* start RECORDS SUPPLIED *
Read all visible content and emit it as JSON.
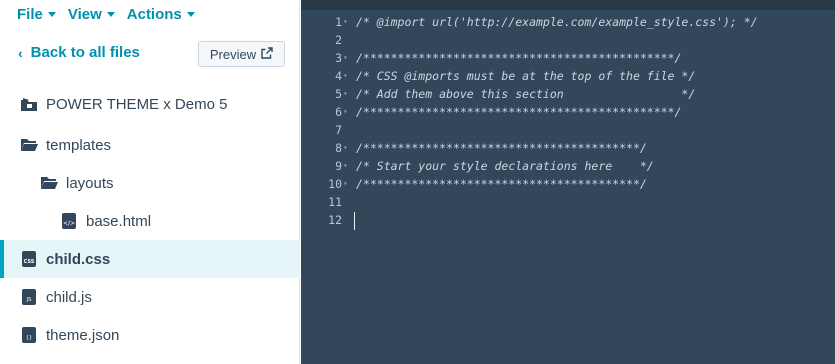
{
  "menu": {
    "file": "File",
    "view": "View",
    "actions": "Actions"
  },
  "nav": {
    "back": "Back to all files",
    "preview": "Preview"
  },
  "tree": [
    {
      "label": "POWER THEME x Demo 5",
      "icon": "theme-icon"
    },
    {
      "label": "templates",
      "icon": "folder-open-icon"
    },
    {
      "label": "layouts",
      "icon": "folder-open-icon"
    },
    {
      "label": "base.html",
      "icon": "html-file-icon"
    },
    {
      "label": "child.css",
      "icon": "css-file-icon",
      "active": true
    },
    {
      "label": "child.js",
      "icon": "js-file-icon"
    },
    {
      "label": "theme.json",
      "icon": "json-file-icon"
    }
  ],
  "colors": {
    "accent": "#0091ae",
    "editor_bg": "#33475b",
    "active_bg": "#e5f5f8"
  },
  "editor": {
    "lines": [
      {
        "n": "1",
        "fold": true,
        "text": "/* @import url('http://example.com/example_style.css'); */"
      },
      {
        "n": "2",
        "fold": false,
        "text": ""
      },
      {
        "n": "3",
        "fold": true,
        "text": "/*********************************************/"
      },
      {
        "n": "4",
        "fold": true,
        "text": "/* CSS @imports must be at the top of the file */"
      },
      {
        "n": "5",
        "fold": true,
        "text": "/* Add them above this section                 */"
      },
      {
        "n": "6",
        "fold": true,
        "text": "/*********************************************/"
      },
      {
        "n": "7",
        "fold": false,
        "text": ""
      },
      {
        "n": "8",
        "fold": true,
        "text": "/****************************************/"
      },
      {
        "n": "9",
        "fold": true,
        "text": "/* Start your style declarations here    */"
      },
      {
        "n": "10",
        "fold": true,
        "text": "/****************************************/"
      },
      {
        "n": "11",
        "fold": false,
        "text": ""
      },
      {
        "n": "12",
        "fold": false,
        "text": ""
      }
    ]
  }
}
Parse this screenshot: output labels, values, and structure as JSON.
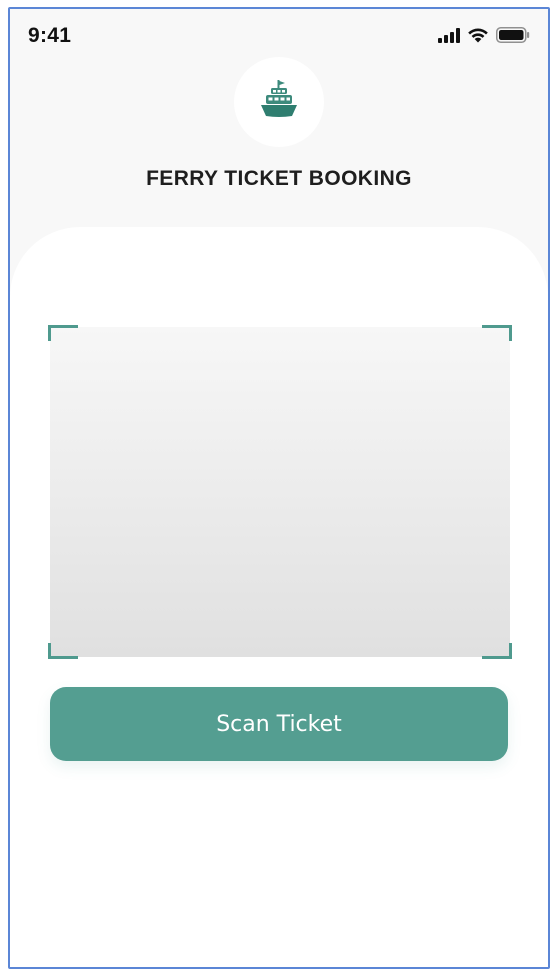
{
  "status_bar": {
    "time": "9:41",
    "icons": [
      "cellular-signal-icon",
      "wifi-icon",
      "battery-icon"
    ]
  },
  "header": {
    "logo_icon": "ferry-icon",
    "title": "FERRY TICKET BOOKING"
  },
  "scanner": {
    "frame_color": "#4f9a8e"
  },
  "actions": {
    "scan_label": "Scan Ticket"
  },
  "colors": {
    "accent": "#549e91",
    "background": "#f8f8f8",
    "card": "#ffffff",
    "title_text": "#1e1e1e"
  }
}
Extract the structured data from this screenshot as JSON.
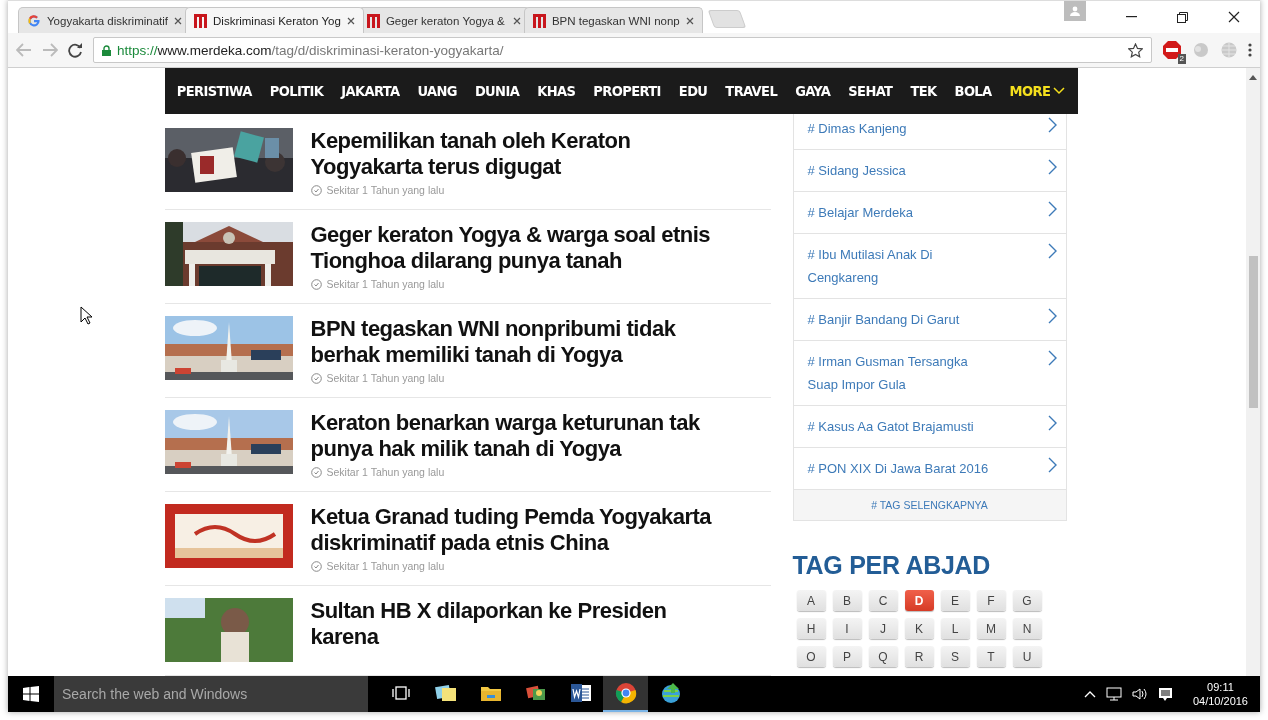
{
  "browser": {
    "tabs": [
      {
        "title": "Yogyakarta diskriminatif",
        "kind": "google",
        "selected": false
      },
      {
        "title": "Diskriminasi Keraton Yog",
        "kind": "merdeka",
        "selected": true
      },
      {
        "title": "Geger keraton Yogya &",
        "kind": "merdeka",
        "selected": false
      },
      {
        "title": "BPN tegaskan WNI nonp",
        "kind": "merdeka",
        "selected": false
      }
    ],
    "address": {
      "scheme": "https://",
      "host": "www.merdeka.com",
      "path": "/tag/d/diskriminasi-keraton-yogyakarta/"
    },
    "extension_badge": "2"
  },
  "nav": [
    {
      "label": "PERISTIWA",
      "kind": "link"
    },
    {
      "label": "POLITIK",
      "kind": "link"
    },
    {
      "label": "JAKARTA",
      "kind": "link"
    },
    {
      "label": "UANG",
      "kind": "link"
    },
    {
      "label": "DUNIA",
      "kind": "link"
    },
    {
      "label": "KHAS",
      "kind": "link"
    },
    {
      "label": "PROPERTI",
      "kind": "link"
    },
    {
      "label": "EDU",
      "kind": "link"
    },
    {
      "label": "TRAVEL",
      "kind": "link"
    },
    {
      "label": "GAYA",
      "kind": "link"
    },
    {
      "label": "SEHAT",
      "kind": "link"
    },
    {
      "label": "TEK",
      "kind": "link"
    },
    {
      "label": "BOLA",
      "kind": "link"
    },
    {
      "label": "MORE",
      "kind": "dropdown"
    }
  ],
  "articles": [
    {
      "title": "Kepemilikan tanah oleh Keraton Yogyakarta terus digugat",
      "time": "Sekitar 1 Tahun yang lalu"
    },
    {
      "title": "Geger keraton Yogya & warga soal etnis Tionghoa dilarang punya tanah",
      "time": "Sekitar 1 Tahun yang lalu"
    },
    {
      "title": "BPN tegaskan WNI nonpribumi tidak berhak memiliki tanah di Yogya",
      "time": "Sekitar 1 Tahun yang lalu"
    },
    {
      "title": "Keraton benarkan warga keturunan tak punya hak milik tanah di Yogya",
      "time": "Sekitar 1 Tahun yang lalu"
    },
    {
      "title": "Ketua Granad tuding Pemda Yogyakarta diskriminatif pada etnis China",
      "time": "Sekitar 1 Tahun yang lalu"
    },
    {
      "title": "Sultan HB X dilaporkan ke Presiden karena"
    }
  ],
  "tags": {
    "items": [
      "# Dimas Kanjeng",
      "# Sidang Jessica",
      "# Belajar Merdeka",
      "# Ibu Mutilasi Anak Di Cengkareng",
      "# Banjir Bandang Di Garut",
      "# Irman Gusman Tersangka Suap Impor Gula",
      "# Kasus Aa Gatot Brajamusti",
      "# PON XIX Di Jawa Barat 2016"
    ],
    "more": "# TAG SELENGKAPNYA"
  },
  "alphabet": {
    "title": "TAG PER ABJAD",
    "letters": [
      {
        "label": "A",
        "selected": false
      },
      {
        "label": "B",
        "selected": false
      },
      {
        "label": "C",
        "selected": false
      },
      {
        "label": "D",
        "selected": true
      },
      {
        "label": "E",
        "selected": false
      },
      {
        "label": "F",
        "selected": false
      },
      {
        "label": "G",
        "selected": false
      },
      {
        "label": "H",
        "selected": false
      },
      {
        "label": "I",
        "selected": false
      },
      {
        "label": "J",
        "selected": false
      },
      {
        "label": "K",
        "selected": false
      },
      {
        "label": "L",
        "selected": false
      },
      {
        "label": "M",
        "selected": false
      },
      {
        "label": "N",
        "selected": false
      },
      {
        "label": "O",
        "selected": false
      },
      {
        "label": "P",
        "selected": false
      },
      {
        "label": "Q",
        "selected": false
      },
      {
        "label": "R",
        "selected": false
      },
      {
        "label": "S",
        "selected": false
      },
      {
        "label": "T",
        "selected": false
      },
      {
        "label": "U",
        "selected": false
      }
    ]
  },
  "taskbar": {
    "search": {
      "placeholder": "Search the web and Windows"
    },
    "apps": [
      {
        "kind": "taskview",
        "active": false
      },
      {
        "kind": "notes",
        "active": false
      },
      {
        "kind": "folder",
        "active": false
      },
      {
        "kind": "photos",
        "active": false
      },
      {
        "kind": "word",
        "active": false
      },
      {
        "kind": "chrome",
        "active": true
      },
      {
        "kind": "globe",
        "active": false
      }
    ],
    "time": "09:11",
    "date": "04/10/2016"
  }
}
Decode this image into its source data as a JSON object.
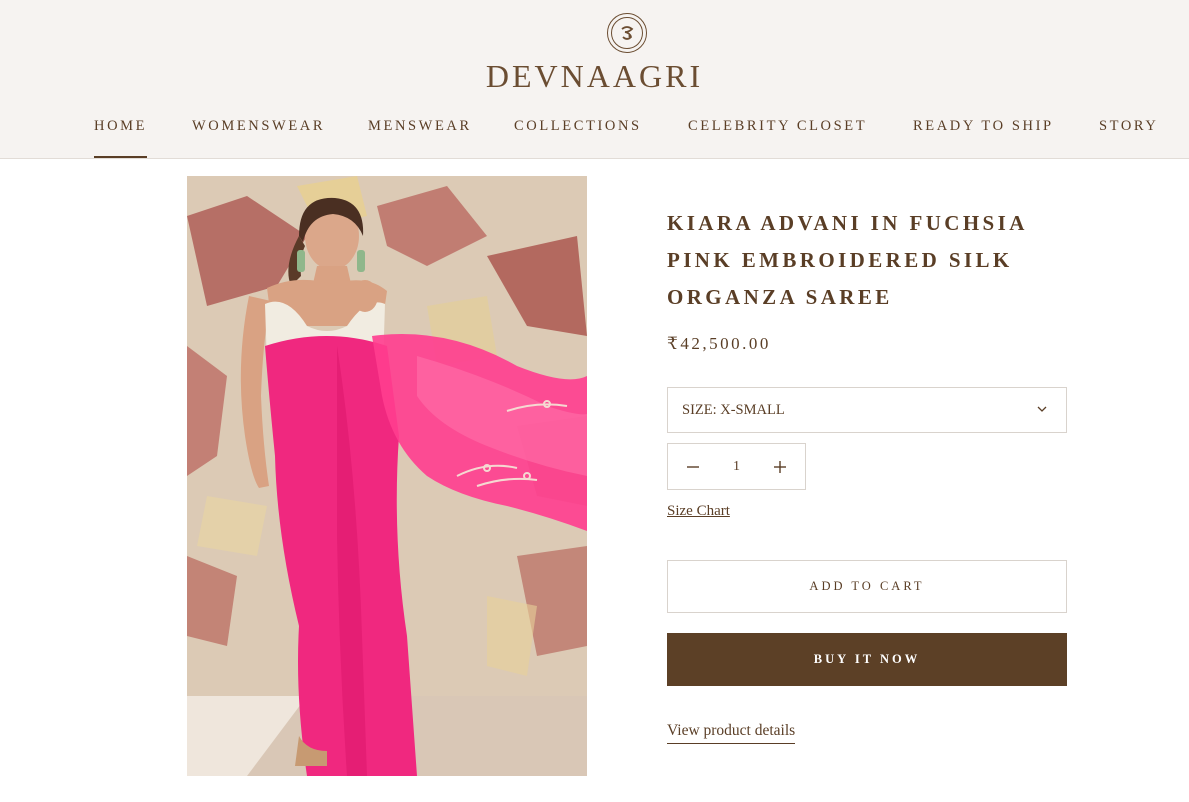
* end RECORDS SUPPLIED *
## TASK GOAL
The material above must be printed exactly, with its pictures left out.

## COMPLETE RESPONSE
Read all visible content and emit it as JSON.
{
  "menu": {
    "file": "File",
    "view": "View",
    "actions": "Actions"
  },
  "nav": {
    "back": "Back to all files",
    "preview": "Preview"
  },
  "tree": [
    {
      "label": "POWER THEME x Demo 5",
      "icon": "theme-icon"
    },
    {
      "label": "templates",
      "icon": "folder-open-icon"
    },
    {
      "label": "layouts",
      "icon": "folder-open-icon"
    },
    {
      "label": "base.html",
      "icon": "html-file-icon"
    },
    {
      "label": "child.css",
      "icon": "css-file-icon",
      "active": true
    },
    {
      "label": "child.js",
      "icon": "js-file-icon"
    },
    {
      "label": "theme.json",
      "icon": "json-file-icon"
    }
  ],
  "colors": {
    "accent": "#0091ae",
    "editor_bg": "#33475b",
    "active_bg": "#e5f5f8"
  },
  "editor": {
    "lines": [
      {
        "n": "1",
        "fold": true,
        "text": "/* @import url('http://example.com/example_style.css'); */"
      },
      {
        "n": "2",
        "fold": false,
        "text": ""
      },
      {
        "n": "3",
        "fold": true,
        "text": "/*********************************************/"
      },
      {
        "n": "4",
        "fold": true,
        "text": "/* CSS @imports must be at the top of the file */"
      },
      {
        "n": "5",
        "fold": true,
        "text": "/* Add them above this section                 */"
      },
      {
        "n": "6",
        "fold": true,
        "text": "/*********************************************/"
      },
      {
        "n": "7",
        "fold": false,
        "text": ""
      },
      {
        "n": "8",
        "fold": true,
        "text": "/****************************************/"
      },
      {
        "n": "9",
        "fold": true,
        "text": "/* Start your style declarations here    */"
      },
      {
        "n": "10",
        "fold": true,
        "text": "/****************************************/"
      },
      {
        "n": "11",
        "fold": false,
        "text": ""
      },
      {
        "n": "12",
        "fold": false,
        "text": ""
      }
    ]
  }
}
Parse this screenshot: output labels, values, and structure as JSON.
{
  "status_bar": {
    "time": "9:41",
    "icons": [
      "cellular-signal-icon",
      "wifi-icon",
      "battery-icon"
    ]
  },
  "header": {
    "logo_icon": "ferry-icon",
    "title": "FERRY TICKET BOOKING"
  },
  "scanner": {
    "frame_color": "#4f9a8e"
  },
  "actions": {
    "scan_label": "Scan Ticket"
  },
  "colors": {
    "accent": "#549e91",
    "background": "#f8f8f8",
    "card": "#ffffff",
    "title_text": "#1e1e1e"
  }
}
Extract the structured data from this screenshot as JSON.
{
  "browser": {
    "tabs": [
      {
        "title": "Yogyakarta diskriminatif",
        "kind": "google",
        "selected": false
      },
      {
        "title": "Diskriminasi Keraton Yog",
        "kind": "merdeka",
        "selected": true
      },
      {
        "title": "Geger keraton Yogya &",
        "kind": "merdeka",
        "selected": false
      },
      {
        "title": "BPN tegaskan WNI nonp",
        "kind": "merdeka",
        "selected": false
      }
    ],
    "address": {
      "scheme": "https://",
      "host": "www.merdeka.com",
      "path": "/tag/d/diskriminasi-keraton-yogyakarta/"
    },
    "extension_badge": "2"
  },
  "nav": [
    {
      "label": "PERISTIWA",
      "kind": "link"
    },
    {
      "label": "POLITIK",
      "kind": "link"
    },
    {
      "label": "JAKARTA",
      "kind": "link"
    },
    {
      "label": "UANG",
      "kind": "link"
    },
    {
      "label": "DUNIA",
      "kind": "link"
    },
    {
      "label": "KHAS",
      "kind": "link"
    },
    {
      "label": "PROPERTI",
      "kind": "link"
    },
    {
      "label": "EDU",
      "kind": "link"
    },
    {
      "label": "TRAVEL",
      "kind": "link"
    },
    {
      "label": "GAYA",
      "kind": "link"
    },
    {
      "label": "SEHAT",
      "kind": "link"
    },
    {
      "label": "TEK",
      "kind": "link"
    },
    {
      "label": "BOLA",
      "kind": "link"
    },
    {
      "label": "MORE",
      "kind": "dropdown"
    }
  ],
  "articles": [
    {
      "title": "Kepemilikan tanah oleh Keraton Yogyakarta terus digugat",
      "time": "Sekitar 1 Tahun yang lalu"
    },
    {
      "title": "Geger keraton Yogya & warga soal etnis Tionghoa dilarang punya tanah",
      "time": "Sekitar 1 Tahun yang lalu"
    },
    {
      "title": "BPN tegaskan WNI nonpribumi tidak berhak memiliki tanah di Yogya",
      "time": "Sekitar 1 Tahun yang lalu"
    },
    {
      "title": "Keraton benarkan warga keturunan tak punya hak milik tanah di Yogya",
      "time": "Sekitar 1 Tahun yang lalu"
    },
    {
      "title": "Ketua Granad tuding Pemda Yogyakarta diskriminatif pada etnis China",
      "time": "Sekitar 1 Tahun yang lalu"
    },
    {
      "title": "Sultan HB X dilaporkan ke Presiden karena"
    }
  ],
  "tags": {
    "items": [
      "# Dimas Kanjeng",
      "# Sidang Jessica",
      "# Belajar Merdeka",
      "# Ibu Mutilasi Anak Di Cengkareng",
      "# Banjir Bandang Di Garut",
      "# Irman Gusman Tersangka Suap Impor Gula",
      "# Kasus Aa Gatot Brajamusti",
      "# PON XIX Di Jawa Barat 2016"
    ],
    "more": "# TAG SELENGKAPNYA"
  },
  "alphabet": {
    "title": "TAG PER ABJAD",
    "letters": [
      {
        "label": "A",
        "selected": false
      },
      {
        "label": "B",
        "selected": false
      },
      {
        "label": "C",
        "selected": false
      },
      {
        "label": "D",
        "selected": true
      },
      {
        "label": "E",
        "selected": false
      },
      {
        "label": "F",
        "selected": false
      },
      {
        "label": "G",
        "selected": false
      },
      {
        "label": "H",
        "selected": false
      },
      {
        "label": "I",
        "selected": false
      },
      {
        "label": "J",
        "selected": false
      },
      {
        "label": "K",
        "selected": false
      },
      {
        "label": "L",
        "selected": false
      },
      {
        "label": "M",
        "selected": false
      },
      {
        "label": "N",
        "selected": false
      },
      {
        "label": "O",
        "selected": false
      },
      {
        "label": "P",
        "selected": false
      },
      {
        "label": "Q",
        "selected": false
      },
      {
        "label": "R",
        "selected": false
      },
      {
        "label": "S",
        "selected": false
      },
      {
        "label": "T",
        "selected": false
      },
      {
        "label": "U",
        "selected": false
      }
    ]
  },
  "taskbar": {
    "search": {
      "placeholder": "Search the web and Windows"
    },
    "apps": [
      {
        "kind": "taskview",
        "active": false
      },
      {
        "kind": "notes",
        "active": false
      },
      {
        "kind": "folder",
        "active": false
      },
      {
        "kind": "photos",
        "active": false
      },
      {
        "kind": "word",
        "active": false
      },
      {
        "kind": "chrome",
        "active": true
      },
      {
        "kind": "globe",
        "active": false
      }
    ],
    "time": "09:11",
    "date": "04/10/2016"
  }
}
Decode this image into its source data as a JSON object.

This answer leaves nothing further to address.